[Aim] Extract each line where the string "分季度看" shows up.
---*---
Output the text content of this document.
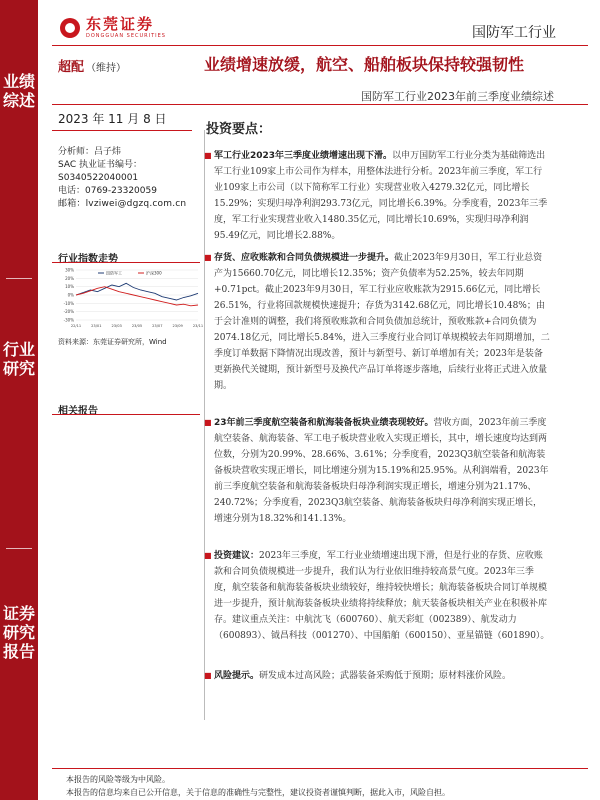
业绩综述
行业研究
证券研究报告
东莞证券
DONGGUAN SECURITIES	国防军工行业
超配 （维持）	业绩增速放缓，航空、船舶板块保持较强韧性
国防军工行业2023年前三季度业绩综述
2023 年 11 月 8 日
分析师：吕子炜
SAC 执业证书编号：
S0340522040001
电话：0769-23320059
邮箱：lvziwei@dgzq.com.cn
行业指数走势
30%
20%
10%
0%
-10%
-20%
-30%
22/11	23/01	23/03	23/05	23/07	23/09	23/11
国防军工	沪深300
资料来源：东莞证券研究所，Wind
相关报告
投资要点：
■ 军工行业2023年三季度业绩增速出现下滑。以申万国防军工行业分类为基础筛选出军工行业109家上市公司作为样本，用整体法进行分析。2023年前三季度，军工行业109家上市公司（以下简称军工行业）实现营业收入4279.32亿元，同比增长15.29%；实现归母净利润293.73亿元，同比增长6.39%。分季度看，2023年三季度，军工行业实现营业收入1480.35亿元，同比增长10.69%，实现归母净利润95.49亿元，同比增长2.88%。
■ 存货、应收账款和合同负债规模进一步提升。截止2023年9月30日，军工行业总资产为15660.70亿元，同比增长12.35%；资产负债率为52.25%，较去年同期+0.71pct。截止2023年9月30日，军工行业应收账款为2915.66亿元，同比增长26.51%，行业将回款规模快速提升；存货为3142.68亿元，同比增长10.48%；由于会计准则的调整，我们将预收账款和合同负债加总统计，预收账款+合同负债为2074.18亿元，同比增长5.84%，进入三季度行业合同订单规模较去年同期增加，二季度订单数据下降情况出现改善，预计与新型号、新订单增加有关；2023年是装备更新换代关键期，预计新型号及换代产品订单将逐步落地，后续行业将正式进入放量期。
■ 23年前三季度航空装备和航海装备板块业绩表现较好。营收方面，2023年前三季度航空装备、航海装备、军工电子板块营业收入实现正增长，其中，增长速度均达到两位数，分别为20.99%、28.66%、3.61%；分季度看，2023Q3航空装备和航海装备板块营收实现正增长，同比增速分别为15.19%和25.95%。从利润端看，2023年前三季度航空装备和航海装备板块归母净利润实现正增长，增速分别为21.17%、240.72%；分季度看，2023Q3航空装备、航海装备板块归母净利润实现正增长，增速分别为18.32%和141.13%。
■ 投资建议：2023年三季度，军工行业业绩增速出现下滑，但是行业的存货、应收账款和合同负债规模进一步提升，我们认为行业依旧维持较高景气度。2023年三季度，航空装备和航海装备板块业绩较好，维持较快增长；航海装备板块合同订单规模进一步提升，预计航海装备板块业绩将持续释放；航天装备板块相关产业在积极补库存。建议重点关注：中航沈飞（600760）、航天彩虹（002389）、航发动力（600893）、钺昌科技（001270）、中国船舶（600150）、亚星锚链（601890）。
■ 风险提示。研发成本过高风险；武器装备采购低于预期；原材料涨价风险。
本报告的风险等级为中风险。
本报告的信息均来自已公开信息，关于信息的准确性与完整性，建议投资者谨慎判断，据此入市，风险自担。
---*---
[Task output]
■ 军工行业2023年三季度业绩增速出现下滑。以申万国防军工行业分类为基础筛选出军工行业109家上市公司作为样本，用整体法进行分析。2023年前三季度，军工行业109家上市公司（以下简称军工行业）实现营业收入4279.32亿元，同比增长15.29%；实现归母净利润293.73亿元，同比增长6.39%。分季度看，2023年三季度，军工行业实现营业收入1480.35亿元，同比增长10.69%，实现归母净利润95.49亿元，同比增长2.88%。
■ 23年前三季度航空装备和航海装备板块业绩表现较好。营收方面，2023年前三季度航空装备、航海装备、军工电子板块营业收入实现正增长，其中，增长速度均达到两位数，分别为20.99%、28.66%、3.61%；分季度看，2023Q3航空装备和航海装备板块营收实现正增长，同比增速分别为15.19%和25.95%。从利润端看，2023年前三季度航空装备和航海装备板块归母净利润实现正增长，增速分别为21.17%、240.72%；分季度看，2023Q3航空装备、航海装备板块归母净利润实现正增长，增速分别为18.32%和141.13%。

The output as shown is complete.